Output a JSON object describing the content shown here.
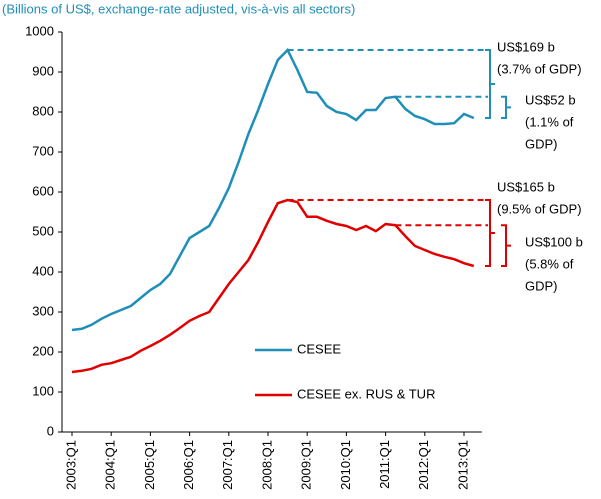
{
  "chart_data": {
    "type": "line",
    "subtitle": "(Billions of US$, exchange-rate adjusted, vis-à-vis all sectors)",
    "categories": [
      "2003:Q1",
      null,
      null,
      null,
      "2004:Q1",
      null,
      null,
      null,
      "2005:Q1",
      null,
      null,
      null,
      "2006:Q1",
      null,
      null,
      null,
      "2007:Q1",
      null,
      null,
      null,
      "2008:Q1",
      null,
      null,
      null,
      "2009:Q1",
      null,
      null,
      null,
      "2010:Q1",
      null,
      null,
      null,
      "2011:Q1",
      null,
      null,
      null,
      "2012:Q1",
      null,
      null,
      null,
      "2013:Q1",
      null
    ],
    "series": [
      {
        "name": "CESEE",
        "color": "#1f8fb8",
        "values": [
          255,
          258,
          268,
          283,
          295,
          305,
          315,
          335,
          355,
          370,
          395,
          440,
          485,
          500,
          515,
          560,
          610,
          675,
          745,
          805,
          870,
          930,
          955,
          905,
          850,
          848,
          815,
          800,
          795,
          780,
          805,
          805,
          835,
          838,
          808,
          790,
          782,
          770,
          770,
          772,
          795,
          785
        ]
      },
      {
        "name": "CESEE ex. RUS & TUR",
        "color": "#e00000",
        "values": [
          150,
          153,
          158,
          168,
          172,
          180,
          188,
          203,
          215,
          228,
          243,
          260,
          278,
          290,
          300,
          335,
          370,
          400,
          430,
          475,
          525,
          572,
          580,
          575,
          538,
          538,
          528,
          520,
          515,
          505,
          515,
          502,
          520,
          517,
          490,
          465,
          455,
          445,
          438,
          432,
          422,
          415
        ]
      }
    ],
    "ylim": [
      0,
      1000
    ],
    "yticks": [
      0,
      100,
      200,
      300,
      400,
      500,
      600,
      700,
      800,
      900,
      1000
    ],
    "annotations": [
      {
        "lines": [
          "US$169 b",
          "(3.7% of GDP)"
        ]
      },
      {
        "lines": [
          "US$52 b",
          "(1.1% of",
          "GDP)"
        ]
      },
      {
        "lines": [
          "US$165 b",
          "(9.5% of GDP)"
        ]
      },
      {
        "lines": [
          "US$100 b",
          "(5.8% of",
          "GDP)"
        ]
      }
    ]
  }
}
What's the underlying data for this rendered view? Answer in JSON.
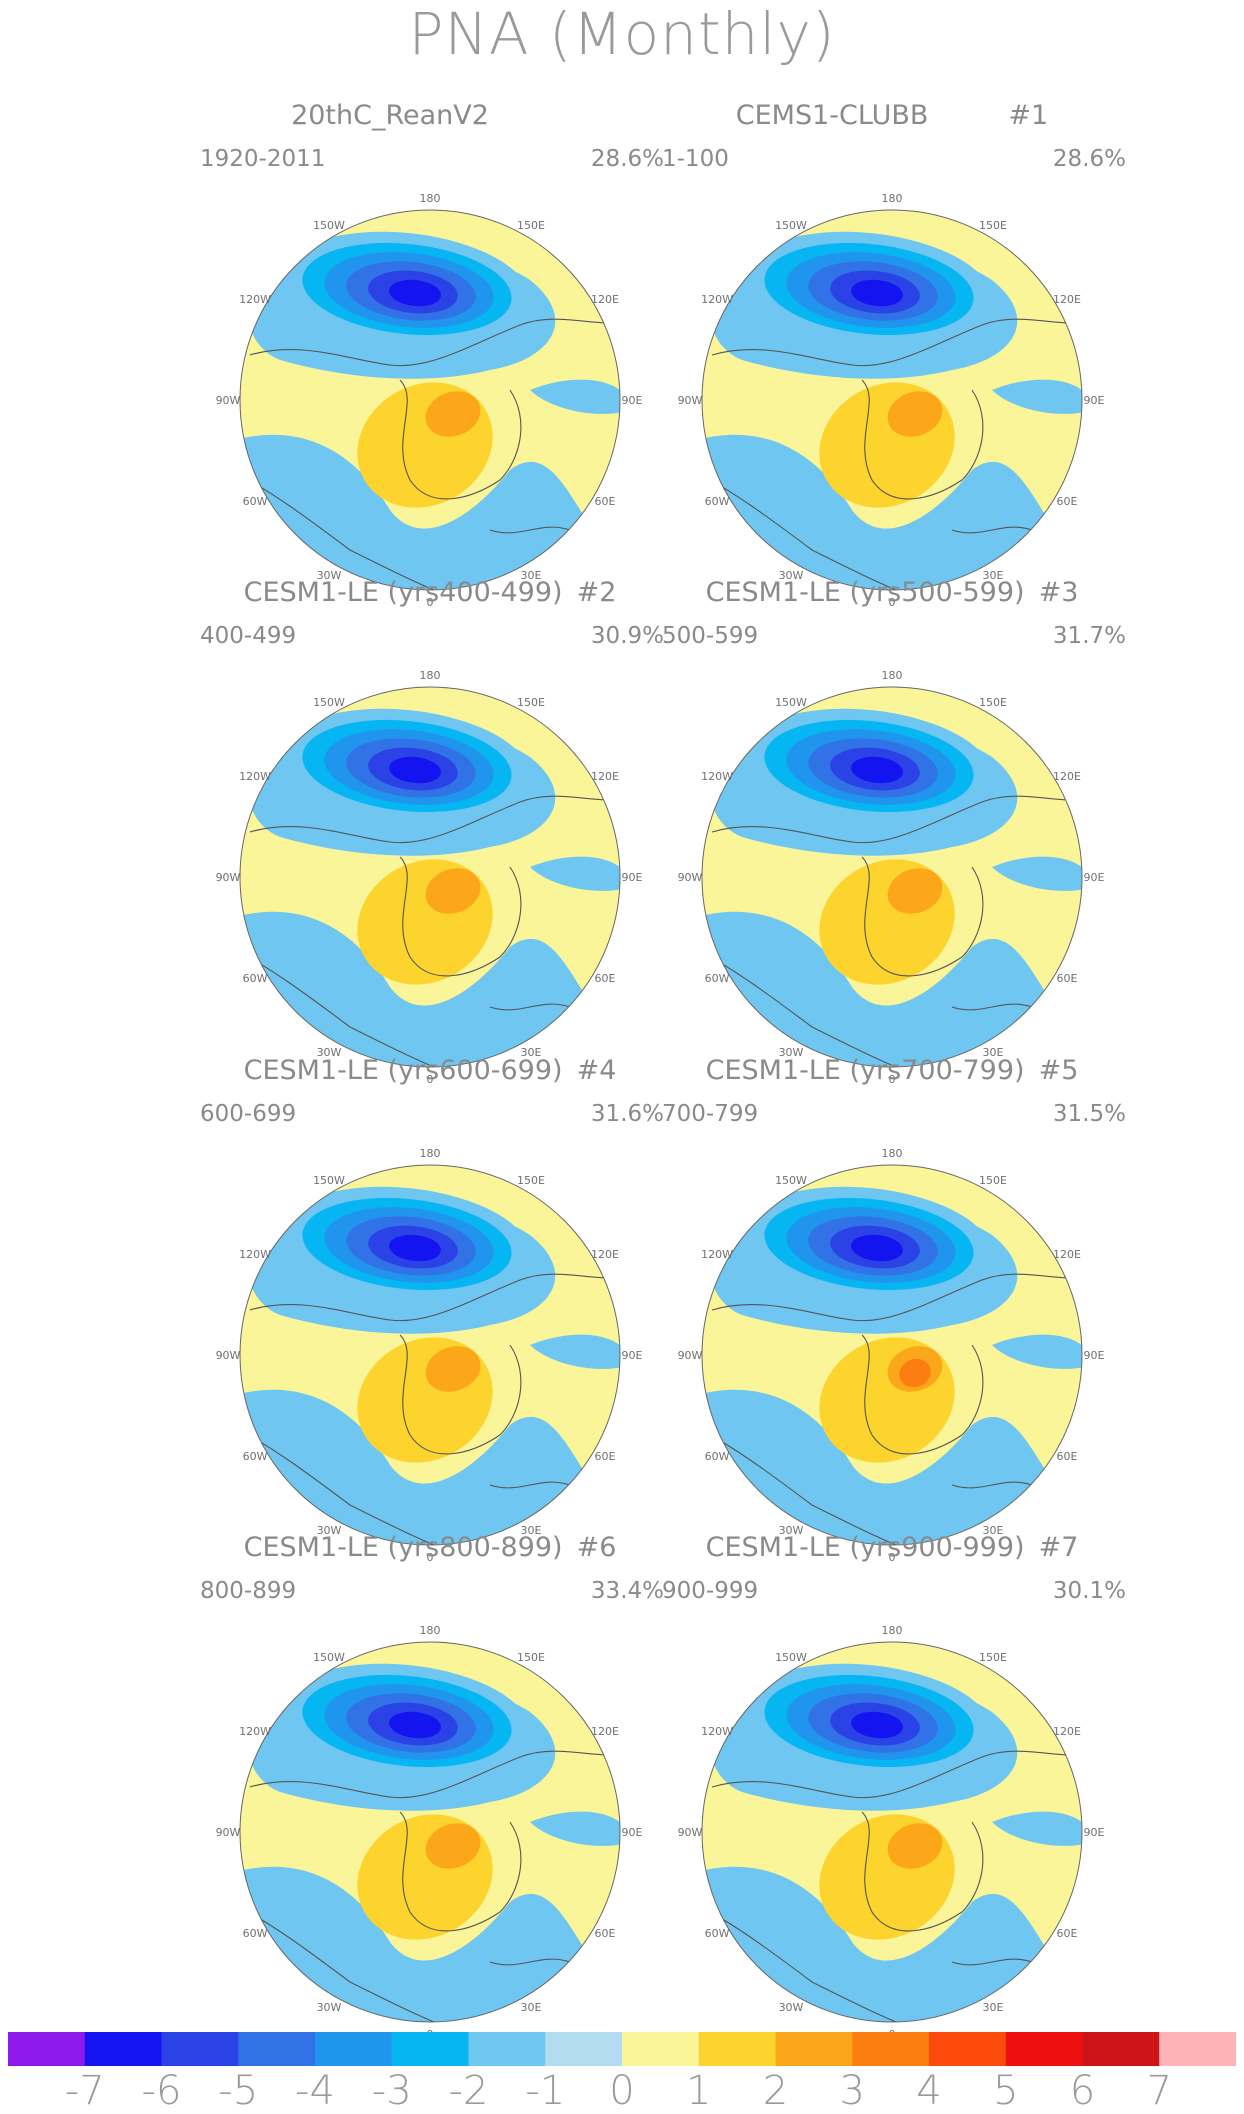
{
  "title": "PNA (Monthly)",
  "lon_labels": [
    "180",
    "150E",
    "120E",
    "90E",
    "60E",
    "30E",
    "0",
    "30W",
    "60W",
    "90W",
    "120W",
    "150W"
  ],
  "panels": [
    {
      "title": "20thC_ReanV2",
      "number": "",
      "years": "1920-2011",
      "pct": "28.6%",
      "max_pos": 2
    },
    {
      "title": "CEMS1-CLUBB",
      "number": "#1",
      "years": "1-100",
      "pct": "28.6%",
      "max_pos": 2
    },
    {
      "title": "CESM1-LE (yrs400-499)",
      "number": "#2",
      "years": "400-499",
      "pct": "30.9%",
      "max_pos": 2
    },
    {
      "title": "CESM1-LE (yrs500-599)",
      "number": "#3",
      "years": "500-599",
      "pct": "31.7%",
      "max_pos": 2
    },
    {
      "title": "CESM1-LE (yrs600-699)",
      "number": "#4",
      "years": "600-699",
      "pct": "31.6%",
      "max_pos": 2
    },
    {
      "title": "CESM1-LE (yrs700-799)",
      "number": "#5",
      "years": "700-799",
      "pct": "31.5%",
      "max_pos": 3
    },
    {
      "title": "CESM1-LE (yrs800-899)",
      "number": "#6",
      "years": "800-899",
      "pct": "33.4%",
      "max_pos": 2
    },
    {
      "title": "CESM1-LE (yrs900-999)",
      "number": "#7",
      "years": "900-999",
      "pct": "30.1%",
      "max_pos": 2
    }
  ],
  "colorbar": {
    "labels": [
      "-7",
      "-6",
      "-5",
      "-4",
      "-3",
      "-2",
      "-1",
      "0",
      "1",
      "2",
      "3",
      "4",
      "5",
      "6",
      "7"
    ],
    "colors": [
      "#8d1ae8",
      "#1414f0",
      "#2b42e6",
      "#3173e6",
      "#1f95ee",
      "#05b6f2",
      "#6fc6f0",
      "#b3dcf1",
      "#fbf59a",
      "#fcd42d",
      "#fca61a",
      "#fc7e10",
      "#fc4a0c",
      "#ee0f0f",
      "#cc1418",
      "#fdb3b6"
    ]
  }
}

### Work to be completed
Leave the pictures out and reproduce all of the records exactly.

### Exercise answer
Output a JSON object describing the content shown here.
{
  "chart_data": {
    "type": "line",
    "subtitle": "(Billions of US$, exchange-rate adjusted, vis-à-vis all sectors)",
    "categories": [
      "2003:Q1",
      null,
      null,
      null,
      "2004:Q1",
      null,
      null,
      null,
      "2005:Q1",
      null,
      null,
      null,
      "2006:Q1",
      null,
      null,
      null,
      "2007:Q1",
      null,
      null,
      null,
      "2008:Q1",
      null,
      null,
      null,
      "2009:Q1",
      null,
      null,
      null,
      "2010:Q1",
      null,
      null,
      null,
      "2011:Q1",
      null,
      null,
      null,
      "2012:Q1",
      null,
      null,
      null,
      "2013:Q1",
      null
    ],
    "series": [
      {
        "name": "CESEE",
        "color": "#1f8fb8",
        "values": [
          255,
          258,
          268,
          283,
          295,
          305,
          315,
          335,
          355,
          370,
          395,
          440,
          485,
          500,
          515,
          560,
          610,
          675,
          745,
          805,
          870,
          930,
          955,
          905,
          850,
          848,
          815,
          800,
          795,
          780,
          805,
          805,
          835,
          838,
          808,
          790,
          782,
          770,
          770,
          772,
          795,
          785
        ]
      },
      {
        "name": "CESEE ex. RUS & TUR",
        "color": "#e00000",
        "values": [
          150,
          153,
          158,
          168,
          172,
          180,
          188,
          203,
          215,
          228,
          243,
          260,
          278,
          290,
          300,
          335,
          370,
          400,
          430,
          475,
          525,
          572,
          580,
          575,
          538,
          538,
          528,
          520,
          515,
          505,
          515,
          502,
          520,
          517,
          490,
          465,
          455,
          445,
          438,
          432,
          422,
          415
        ]
      }
    ],
    "ylim": [
      0,
      1000
    ],
    "yticks": [
      0,
      100,
      200,
      300,
      400,
      500,
      600,
      700,
      800,
      900,
      1000
    ],
    "annotations": [
      {
        "lines": [
          "US$169 b",
          "(3.7% of GDP)"
        ]
      },
      {
        "lines": [
          "US$52 b",
          "(1.1% of",
          "GDP)"
        ]
      },
      {
        "lines": [
          "US$165 b",
          "(9.5% of GDP)"
        ]
      },
      {
        "lines": [
          "US$100 b",
          "(5.8% of",
          "GDP)"
        ]
      }
    ]
  }
}
What's the underlying data for this rendered view? Answer in JSON.
{
  "title": "PNA (Monthly)",
  "lon_labels": [
    "180",
    "150E",
    "120E",
    "90E",
    "60E",
    "30E",
    "0",
    "30W",
    "60W",
    "90W",
    "120W",
    "150W"
  ],
  "panels": [
    {
      "title": "20thC_ReanV2",
      "number": "",
      "years": "1920-2011",
      "pct": "28.6%",
      "max_pos": 2
    },
    {
      "title": "CEMS1-CLUBB",
      "number": "#1",
      "years": "1-100",
      "pct": "28.6%",
      "max_pos": 2
    },
    {
      "title": "CESM1-LE (yrs400-499)",
      "number": "#2",
      "years": "400-499",
      "pct": "30.9%",
      "max_pos": 2
    },
    {
      "title": "CESM1-LE (yrs500-599)",
      "number": "#3",
      "years": "500-599",
      "pct": "31.7%",
      "max_pos": 2
    },
    {
      "title": "CESM1-LE (yrs600-699)",
      "number": "#4",
      "years": "600-699",
      "pct": "31.6%",
      "max_pos": 2
    },
    {
      "title": "CESM1-LE (yrs700-799)",
      "number": "#5",
      "years": "700-799",
      "pct": "31.5%",
      "max_pos": 3
    },
    {
      "title": "CESM1-LE (yrs800-899)",
      "number": "#6",
      "years": "800-899",
      "pct": "33.4%",
      "max_pos": 2
    },
    {
      "title": "CESM1-LE (yrs900-999)",
      "number": "#7",
      "years": "900-999",
      "pct": "30.1%",
      "max_pos": 2
    }
  ],
  "colorbar": {
    "labels": [
      "-7",
      "-6",
      "-5",
      "-4",
      "-3",
      "-2",
      "-1",
      "0",
      "1",
      "2",
      "3",
      "4",
      "5",
      "6",
      "7"
    ],
    "colors": [
      "#8d1ae8",
      "#1414f0",
      "#2b42e6",
      "#3173e6",
      "#1f95ee",
      "#05b6f2",
      "#6fc6f0",
      "#b3dcf1",
      "#fbf59a",
      "#fcd42d",
      "#fca61a",
      "#fc7e10",
      "#fc4a0c",
      "#ee0f0f",
      "#cc1418",
      "#fdb3b6"
    ]
  }
}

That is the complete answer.